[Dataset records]
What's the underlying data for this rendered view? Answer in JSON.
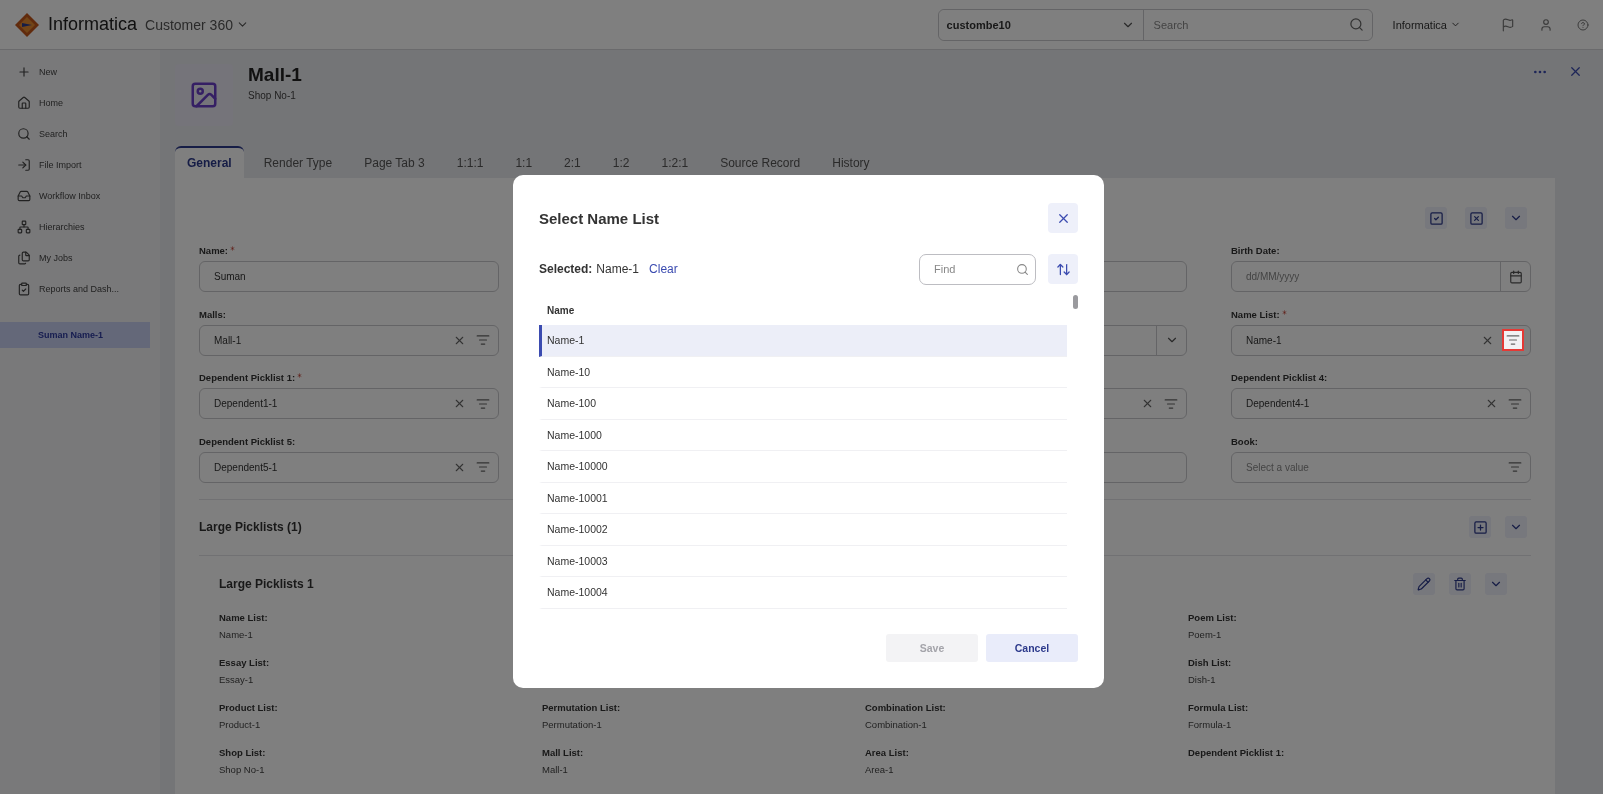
{
  "app": {
    "brand": "Informatica",
    "product": "Customer 360",
    "tenant": "custombe10",
    "search_placeholder": "Search",
    "org": "Informatica"
  },
  "sidebar": {
    "items": [
      {
        "label": "New"
      },
      {
        "label": "Home"
      },
      {
        "label": "Search"
      },
      {
        "label": "File Import"
      },
      {
        "label": "Workflow Inbox"
      },
      {
        "label": "Hierarchies"
      },
      {
        "label": "My Jobs"
      },
      {
        "label": "Reports and Dash..."
      }
    ],
    "recent": [
      {
        "label": "Suman Name-1",
        "selected": true
      }
    ]
  },
  "record": {
    "title": "Mall-1",
    "subtitle": "Shop No-1"
  },
  "tabs": [
    {
      "label": "General",
      "selected": true
    },
    {
      "label": "Render Type",
      "selected": false
    },
    {
      "label": "Page Tab 3",
      "selected": false
    },
    {
      "label": "1:1:1",
      "selected": false
    },
    {
      "label": "1:1",
      "selected": false
    },
    {
      "label": "2:1",
      "selected": false
    },
    {
      "label": "1:2",
      "selected": false
    },
    {
      "label": "1:2:1",
      "selected": false
    },
    {
      "label": "Source Record",
      "selected": false
    },
    {
      "label": "History",
      "selected": false
    }
  ],
  "form": {
    "rows": [
      {
        "column_1": {
          "kind": "text",
          "label": "Name:",
          "required": true,
          "value": "Suman"
        },
        "column_3": {
          "kind": "text"
        },
        "column_4": {
          "kind": "date",
          "label": "Birth Date:",
          "placeholder": "dd/MM/yyyy"
        }
      },
      {
        "column_1": {
          "kind": "lookup",
          "label": "Malls:",
          "value": "Mall-1"
        },
        "column_3": {
          "kind": "dropdown"
        },
        "column_4": {
          "kind": "lookup",
          "label": "Name List:",
          "required": true,
          "value": "Name-1",
          "highlighted": true
        }
      },
      {
        "column_1": {
          "kind": "lookup",
          "label": "Dependent Picklist 1:",
          "required": true,
          "value": "Dependent1-1"
        },
        "column_3": {
          "kind": "lookup"
        },
        "column_4": {
          "kind": "lookup",
          "label": "Dependent Picklist 4:",
          "value": "Dependent4-1"
        }
      },
      {
        "column_1": {
          "kind": "lookup",
          "label": "Dependent Picklist 5:",
          "value": "Dependent5-1"
        },
        "column_3": {
          "kind": "text"
        },
        "column_4": {
          "kind": "picklist",
          "label": "Book:",
          "placeholder": "Select a value"
        }
      }
    ]
  },
  "section": {
    "title": "Large Picklists (1)",
    "item_title": "Large Picklists 1",
    "details": [
      {
        "column_1": {
          "label": "Name List:",
          "value": "Name-1"
        },
        "column_4": {
          "label": "Poem List:",
          "value": "Poem-1"
        }
      },
      {
        "column_1": {
          "label": "Essay List:",
          "value": "Essay-1"
        },
        "column_4": {
          "label": "Dish List:",
          "value": "Dish-1"
        }
      },
      {
        "column_1": {
          "label": "Product List:",
          "value": "Product-1"
        },
        "column_2": {
          "label": "Permutation List:",
          "value": "Permutation-1"
        },
        "column_3": {
          "label": "Combination List:",
          "value": "Combination-1"
        },
        "column_4": {
          "label": "Formula List:",
          "value": "Formula-1"
        }
      },
      {
        "column_1": {
          "label": "Shop List:",
          "value": "Shop No-1"
        },
        "column_2": {
          "label": "Mall List:",
          "value": "Mall-1"
        },
        "column_3": {
          "label": "Area List:",
          "value": "Area-1"
        },
        "column_4": {
          "label": "Dependent Picklist 1:"
        }
      }
    ]
  },
  "dialog": {
    "title": "Select Name List",
    "selected_label": "Selected:",
    "selected_value": "Name-1",
    "clear": "Clear",
    "find_placeholder": "Find",
    "column": "Name",
    "rows": [
      {
        "label": "Name-1",
        "selected": true
      },
      {
        "label": "Name-10",
        "selected": false
      },
      {
        "label": "Name-100",
        "selected": false
      },
      {
        "label": "Name-1000",
        "selected": false
      },
      {
        "label": "Name-10000",
        "selected": false
      },
      {
        "label": "Name-10001",
        "selected": false
      },
      {
        "label": "Name-10002",
        "selected": false
      },
      {
        "label": "Name-10003",
        "selected": false
      },
      {
        "label": "Name-10004",
        "selected": false
      }
    ],
    "buttons": [
      {
        "label": "Save",
        "disabled": true
      },
      {
        "label": "Cancel",
        "disabled": false
      }
    ]
  }
}
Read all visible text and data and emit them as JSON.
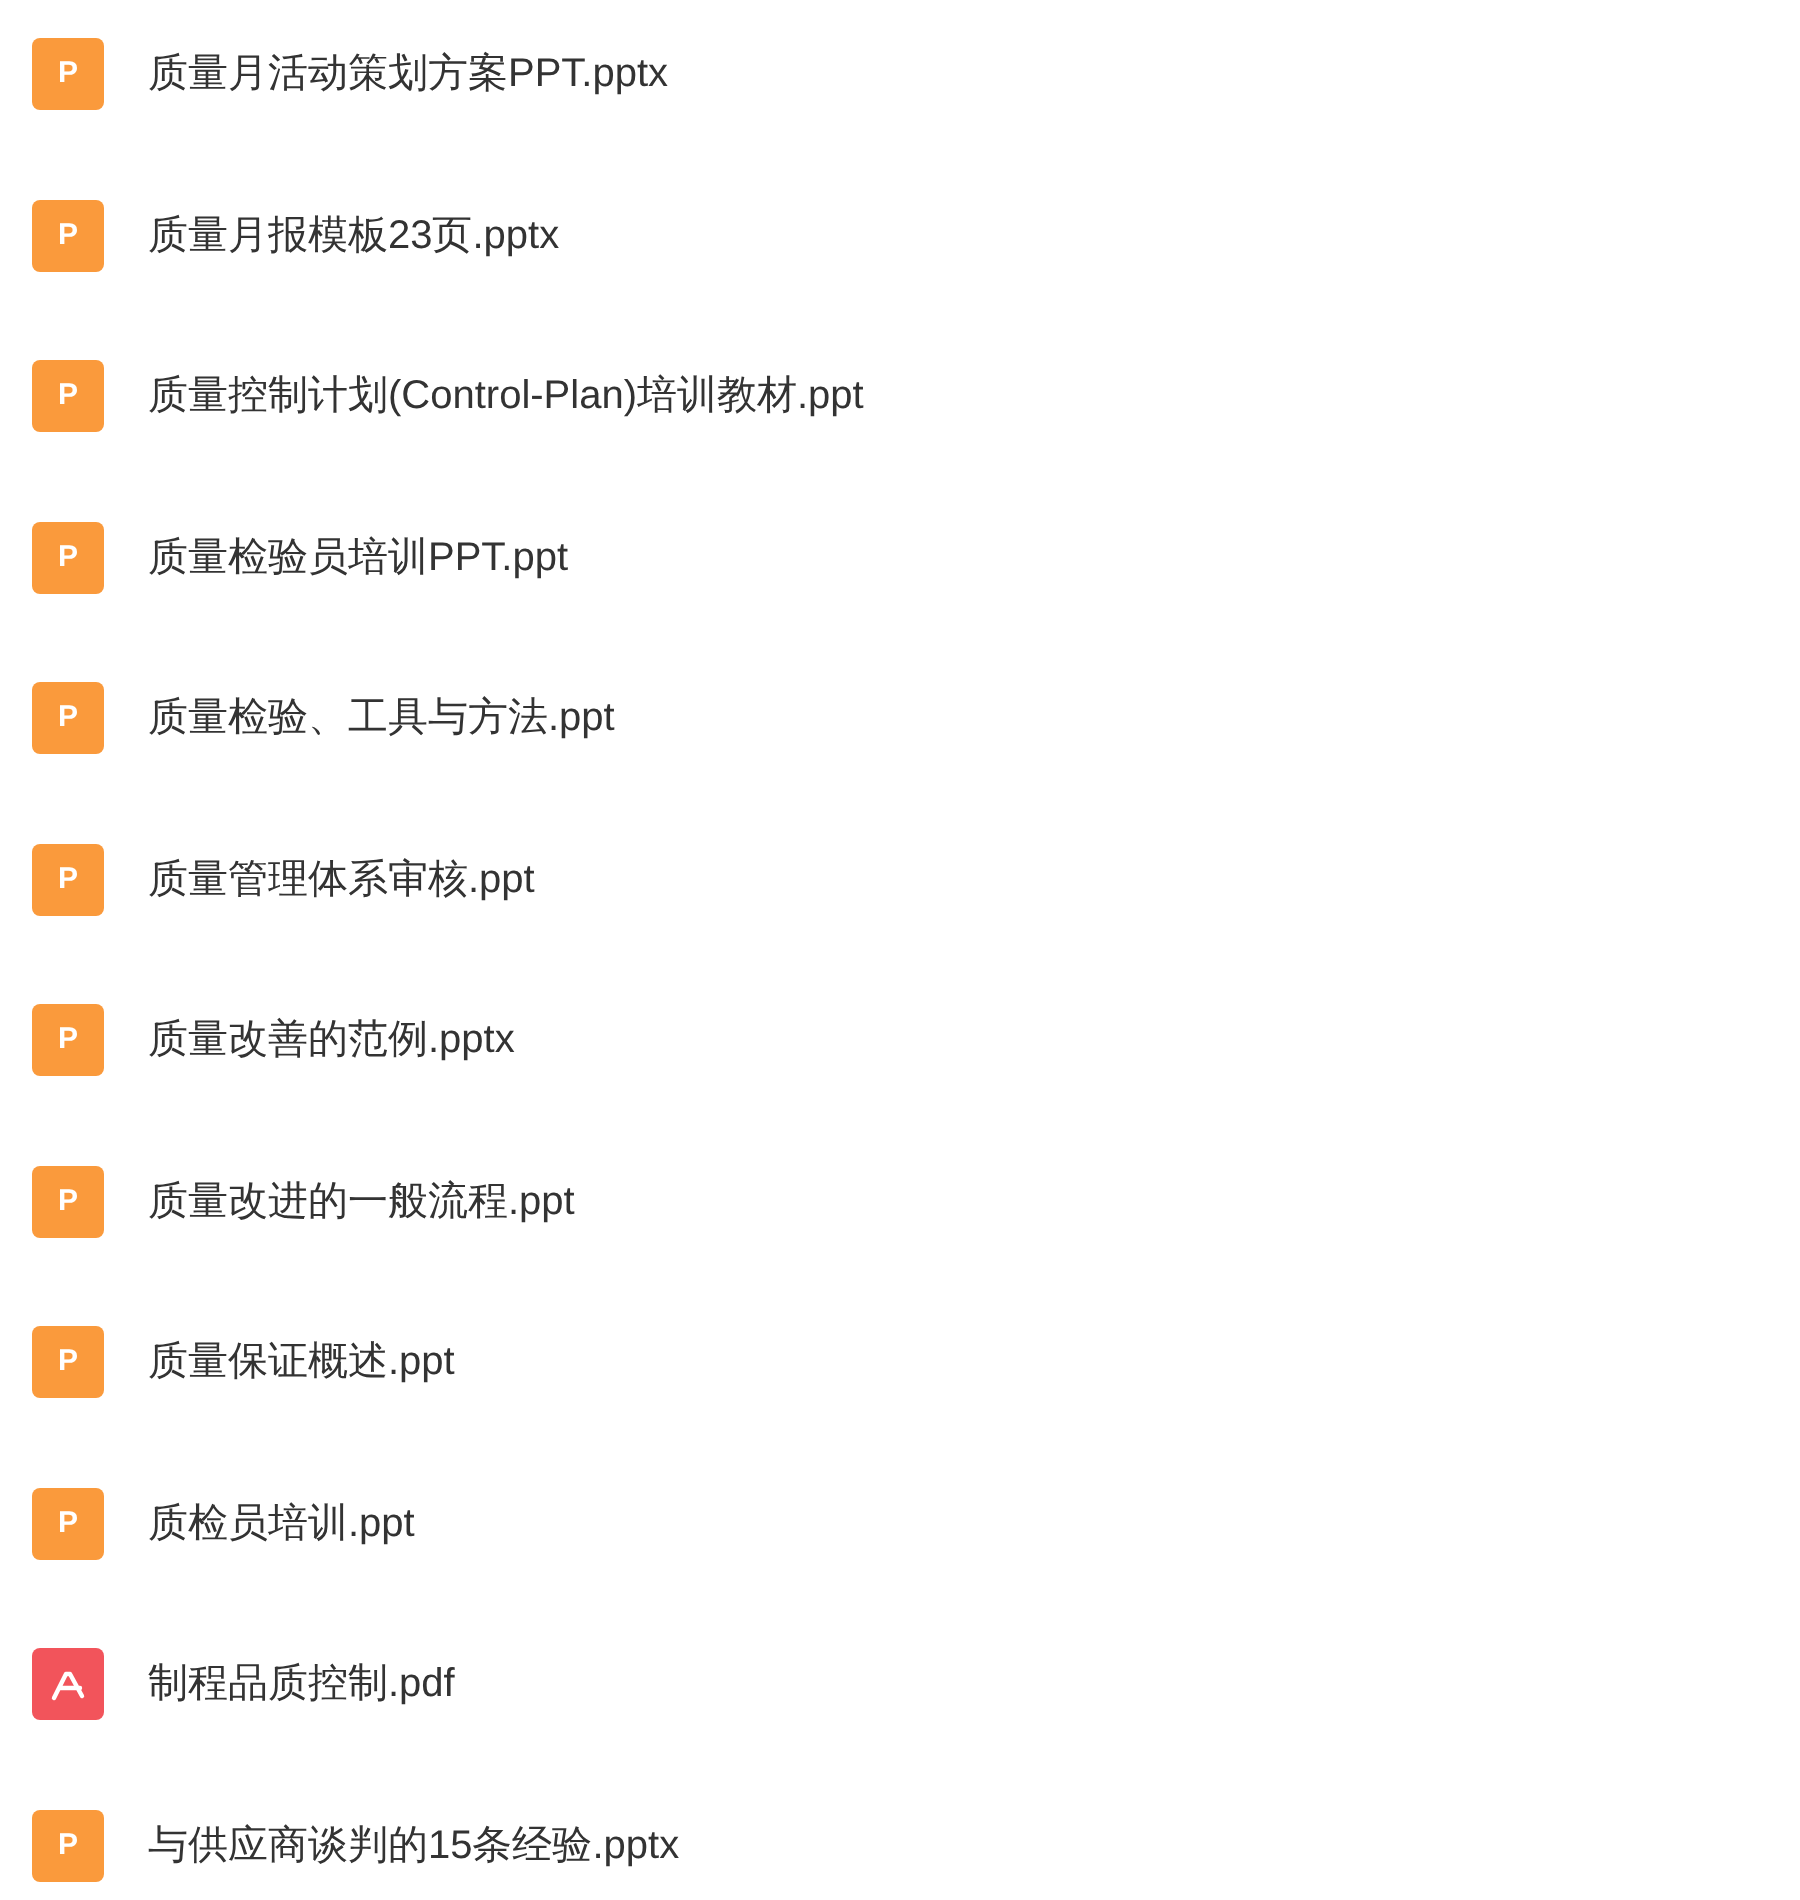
{
  "files": [
    {
      "kind": "ppt",
      "badge": "P",
      "name": "质量月活动策划方案PPT.pptx"
    },
    {
      "kind": "ppt",
      "badge": "P",
      "name": "质量月报模板23页.pptx"
    },
    {
      "kind": "ppt",
      "badge": "P",
      "name": "质量控制计划(Control-Plan)培训教材.ppt"
    },
    {
      "kind": "ppt",
      "badge": "P",
      "name": "质量检验员培训PPT.ppt"
    },
    {
      "kind": "ppt",
      "badge": "P",
      "name": "质量检验、工具与方法.ppt"
    },
    {
      "kind": "ppt",
      "badge": "P",
      "name": "质量管理体系审核.ppt"
    },
    {
      "kind": "ppt",
      "badge": "P",
      "name": "质量改善的范例.pptx"
    },
    {
      "kind": "ppt",
      "badge": "P",
      "name": "质量改进的一般流程.ppt"
    },
    {
      "kind": "ppt",
      "badge": "P",
      "name": "质量保证概述.ppt"
    },
    {
      "kind": "ppt",
      "badge": "P",
      "name": "质检员培训.ppt"
    },
    {
      "kind": "pdf",
      "name": "制程品质控制.pdf"
    },
    {
      "kind": "ppt",
      "badge": "P",
      "name": "与供应商谈判的15条经验.pptx"
    }
  ]
}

-- Short exercise --
Spot every line that holds "Permutation" and copy it.

-- Result of this task --
          "label": "Permutation List:",
          "value": "Permutation-1"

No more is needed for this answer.